REQUIRED WORK
Rename every "category-label" in the material below to "country-label", and reproduce all other text unchanged.

________________________

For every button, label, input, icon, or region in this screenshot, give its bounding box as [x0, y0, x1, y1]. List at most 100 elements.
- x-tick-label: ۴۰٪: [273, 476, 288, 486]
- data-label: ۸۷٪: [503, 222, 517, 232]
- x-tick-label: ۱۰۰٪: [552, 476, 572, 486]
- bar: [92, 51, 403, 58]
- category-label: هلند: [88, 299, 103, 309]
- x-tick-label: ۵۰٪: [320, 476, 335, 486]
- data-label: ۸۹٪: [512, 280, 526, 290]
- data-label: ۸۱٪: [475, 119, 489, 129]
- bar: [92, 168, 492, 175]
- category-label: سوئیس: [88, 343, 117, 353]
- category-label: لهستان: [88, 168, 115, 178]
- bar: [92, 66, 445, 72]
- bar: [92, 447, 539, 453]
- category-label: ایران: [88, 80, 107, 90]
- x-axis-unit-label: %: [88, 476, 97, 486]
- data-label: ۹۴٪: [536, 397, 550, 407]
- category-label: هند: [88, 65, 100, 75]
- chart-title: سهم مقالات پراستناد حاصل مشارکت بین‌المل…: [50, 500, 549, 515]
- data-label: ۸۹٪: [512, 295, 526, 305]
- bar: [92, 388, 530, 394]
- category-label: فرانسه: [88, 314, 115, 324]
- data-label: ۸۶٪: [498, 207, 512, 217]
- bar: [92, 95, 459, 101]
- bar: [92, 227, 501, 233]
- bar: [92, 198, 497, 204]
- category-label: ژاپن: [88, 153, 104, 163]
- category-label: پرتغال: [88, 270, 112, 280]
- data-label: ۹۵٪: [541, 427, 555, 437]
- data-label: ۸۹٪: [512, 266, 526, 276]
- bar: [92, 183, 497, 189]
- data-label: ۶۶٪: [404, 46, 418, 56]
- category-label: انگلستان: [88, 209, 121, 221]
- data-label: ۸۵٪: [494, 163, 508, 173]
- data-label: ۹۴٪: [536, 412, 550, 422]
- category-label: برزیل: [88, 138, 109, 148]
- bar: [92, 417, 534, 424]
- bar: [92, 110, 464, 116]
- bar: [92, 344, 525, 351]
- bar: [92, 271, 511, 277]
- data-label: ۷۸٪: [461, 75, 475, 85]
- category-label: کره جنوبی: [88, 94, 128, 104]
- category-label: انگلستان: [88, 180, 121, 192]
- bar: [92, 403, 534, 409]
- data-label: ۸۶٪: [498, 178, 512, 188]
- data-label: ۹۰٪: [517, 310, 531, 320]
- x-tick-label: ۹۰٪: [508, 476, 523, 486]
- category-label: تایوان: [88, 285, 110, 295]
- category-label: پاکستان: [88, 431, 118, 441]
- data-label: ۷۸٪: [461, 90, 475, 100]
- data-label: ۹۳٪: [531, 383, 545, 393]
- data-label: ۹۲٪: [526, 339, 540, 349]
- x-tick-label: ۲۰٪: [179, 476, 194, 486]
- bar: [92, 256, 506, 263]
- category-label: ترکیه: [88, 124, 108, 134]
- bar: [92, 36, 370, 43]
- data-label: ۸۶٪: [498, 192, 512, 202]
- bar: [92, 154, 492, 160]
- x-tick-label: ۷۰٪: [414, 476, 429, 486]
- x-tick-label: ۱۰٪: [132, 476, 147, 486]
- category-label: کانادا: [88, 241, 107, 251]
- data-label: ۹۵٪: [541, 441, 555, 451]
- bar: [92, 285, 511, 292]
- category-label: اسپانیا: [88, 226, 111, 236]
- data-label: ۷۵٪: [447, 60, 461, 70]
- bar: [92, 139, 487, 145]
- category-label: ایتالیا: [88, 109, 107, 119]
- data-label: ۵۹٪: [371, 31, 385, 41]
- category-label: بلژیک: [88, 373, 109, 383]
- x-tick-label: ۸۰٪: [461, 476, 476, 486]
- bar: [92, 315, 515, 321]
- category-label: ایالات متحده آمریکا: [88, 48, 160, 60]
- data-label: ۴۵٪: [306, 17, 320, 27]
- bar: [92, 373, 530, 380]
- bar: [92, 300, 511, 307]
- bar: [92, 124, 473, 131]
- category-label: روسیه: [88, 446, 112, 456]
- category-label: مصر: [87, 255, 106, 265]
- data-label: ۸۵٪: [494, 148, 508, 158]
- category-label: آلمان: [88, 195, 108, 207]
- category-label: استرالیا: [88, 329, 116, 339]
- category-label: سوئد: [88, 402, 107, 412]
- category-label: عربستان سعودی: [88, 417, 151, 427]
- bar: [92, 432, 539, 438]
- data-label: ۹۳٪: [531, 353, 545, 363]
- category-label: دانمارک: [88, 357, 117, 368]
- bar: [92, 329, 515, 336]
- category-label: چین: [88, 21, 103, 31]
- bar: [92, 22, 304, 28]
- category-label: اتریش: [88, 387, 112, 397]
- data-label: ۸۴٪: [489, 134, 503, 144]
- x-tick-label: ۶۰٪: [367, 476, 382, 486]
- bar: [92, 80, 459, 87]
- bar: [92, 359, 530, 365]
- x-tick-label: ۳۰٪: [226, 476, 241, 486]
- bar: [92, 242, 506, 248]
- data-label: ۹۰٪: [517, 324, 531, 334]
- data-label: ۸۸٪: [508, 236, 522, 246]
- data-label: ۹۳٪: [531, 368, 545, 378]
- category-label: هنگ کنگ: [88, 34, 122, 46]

________________________

WRITTEN ANSWER
For every button, label, input, icon, or region in this screenshot, give its bounding box as [x0, y0, x1, y1]. List at most 100 elements.
- x-tick-label: ۴۰٪: [273, 476, 288, 486]
- data-label: ۸۷٪: [503, 222, 517, 232]
- x-tick-label: ۱۰۰٪: [552, 476, 572, 486]
- bar: [92, 51, 403, 58]
- country-label: هلند: [88, 299, 103, 309]
- x-tick-label: ۵۰٪: [320, 476, 335, 486]
- data-label: ۸۹٪: [512, 280, 526, 290]
- data-label: ۸۱٪: [475, 119, 489, 129]
- bar: [92, 168, 492, 175]
- country-label: سوئیس: [88, 343, 117, 353]
- country-label: لهستان: [88, 168, 115, 178]
- bar: [92, 66, 445, 72]
- bar: [92, 447, 539, 453]
- country-label: ایران: [88, 80, 107, 90]
- x-axis-unit-label: %: [88, 476, 97, 486]
- data-label: ۹۴٪: [536, 397, 550, 407]
- country-label: هند: [88, 65, 100, 75]
- chart-title: سهم مقالات پراستناد حاصل مشارکت بین‌المل…: [50, 500, 549, 515]
- data-label: ۸۹٪: [512, 295, 526, 305]
- bar: [92, 388, 530, 394]
- country-label: فرانسه: [88, 314, 115, 324]
- data-label: ۸۶٪: [498, 207, 512, 217]
- bar: [92, 95, 459, 101]
- bar: [92, 227, 501, 233]
- bar: [92, 198, 497, 204]
- country-label: ژاپن: [88, 153, 104, 163]
- country-label: پرتغال: [88, 270, 112, 280]
- data-label: ۹۵٪: [541, 427, 555, 437]
- data-label: ۸۹٪: [512, 266, 526, 276]
- bar: [92, 183, 497, 189]
- data-label: ۶۶٪: [404, 46, 418, 56]
- country-label: انگلستان: [88, 209, 121, 221]
- data-label: ۸۵٪: [494, 163, 508, 173]
- data-label: ۹۴٪: [536, 412, 550, 422]
- country-label: برزیل: [88, 138, 109, 148]
- bar: [92, 417, 534, 424]
- bar: [92, 110, 464, 116]
- bar: [92, 344, 525, 351]
- bar: [92, 271, 511, 277]
- data-label: ۷۸٪: [461, 75, 475, 85]
- country-label: کره جنوبی: [88, 94, 128, 104]
- country-label: انگلستان: [88, 180, 121, 192]
- bar: [92, 403, 534, 409]
- data-label: ۸۶٪: [498, 178, 512, 188]
- data-label: ۹۰٪: [517, 310, 531, 320]
- x-tick-label: ۹۰٪: [508, 476, 523, 486]
- country-label: تایوان: [88, 285, 110, 295]
- country-label: پاکستان: [88, 431, 118, 441]
- data-label: ۷۸٪: [461, 90, 475, 100]
- data-label: ۹۳٪: [531, 383, 545, 393]
- data-label: ۹۲٪: [526, 339, 540, 349]
- x-tick-label: ۲۰٪: [179, 476, 194, 486]
- bar: [92, 256, 506, 263]
- country-label: ترکیه: [88, 124, 108, 134]
- bar: [92, 36, 370, 43]
- data-label: ۸۶٪: [498, 192, 512, 202]
- bar: [92, 154, 492, 160]
- x-tick-label: ۷۰٪: [414, 476, 429, 486]
- x-tick-label: ۱۰٪: [132, 476, 147, 486]
- country-label: کانادا: [88, 241, 107, 251]
- data-label: ۹۵٪: [541, 441, 555, 451]
- bar: [92, 285, 511, 292]
- country-label: اسپانیا: [88, 226, 111, 236]
- data-label: ۷۵٪: [447, 60, 461, 70]
- bar: [92, 139, 487, 145]
- country-label: ایتالیا: [88, 109, 107, 119]
- data-label: ۵۹٪: [371, 31, 385, 41]
- country-label: بلژیک: [88, 373, 109, 383]
- x-tick-label: ۸۰٪: [461, 476, 476, 486]
- bar: [92, 315, 515, 321]
- country-label: ایالات متحده آمریکا: [88, 48, 160, 60]
- data-label: ۴۵٪: [306, 17, 320, 27]
- bar: [92, 373, 530, 380]
- bar: [92, 300, 511, 307]
- bar: [92, 124, 473, 131]
- country-label: روسیه: [88, 446, 112, 456]
- country-label: مصر: [87, 255, 106, 265]
- data-label: ۸۵٪: [494, 148, 508, 158]
- country-label: آلمان: [88, 195, 108, 207]
- country-label: استرالیا: [88, 329, 116, 339]
- country-label: سوئد: [88, 402, 107, 412]
- country-label: عربستان سعودی: [88, 417, 151, 427]
- bar: [92, 432, 539, 438]
- data-label: ۹۳٪: [531, 353, 545, 363]
- country-label: دانمارک: [88, 357, 117, 368]
- bar: [92, 329, 515, 336]
- country-label: چین: [88, 21, 103, 31]
- bar: [92, 22, 304, 28]
- country-label: اتریش: [88, 387, 112, 397]
- data-label: ۸۴٪: [489, 134, 503, 144]
- x-tick-label: ۶۰٪: [367, 476, 382, 486]
- bar: [92, 80, 459, 87]
- bar: [92, 359, 530, 365]
- x-tick-label: ۳۰٪: [226, 476, 241, 486]
- bar: [92, 242, 506, 248]
- data-label: ۹۰٪: [517, 324, 531, 334]
- data-label: ۸۸٪: [508, 236, 522, 246]
- data-label: ۹۳٪: [531, 368, 545, 378]
- country-label: هنگ کنگ: [88, 34, 122, 46]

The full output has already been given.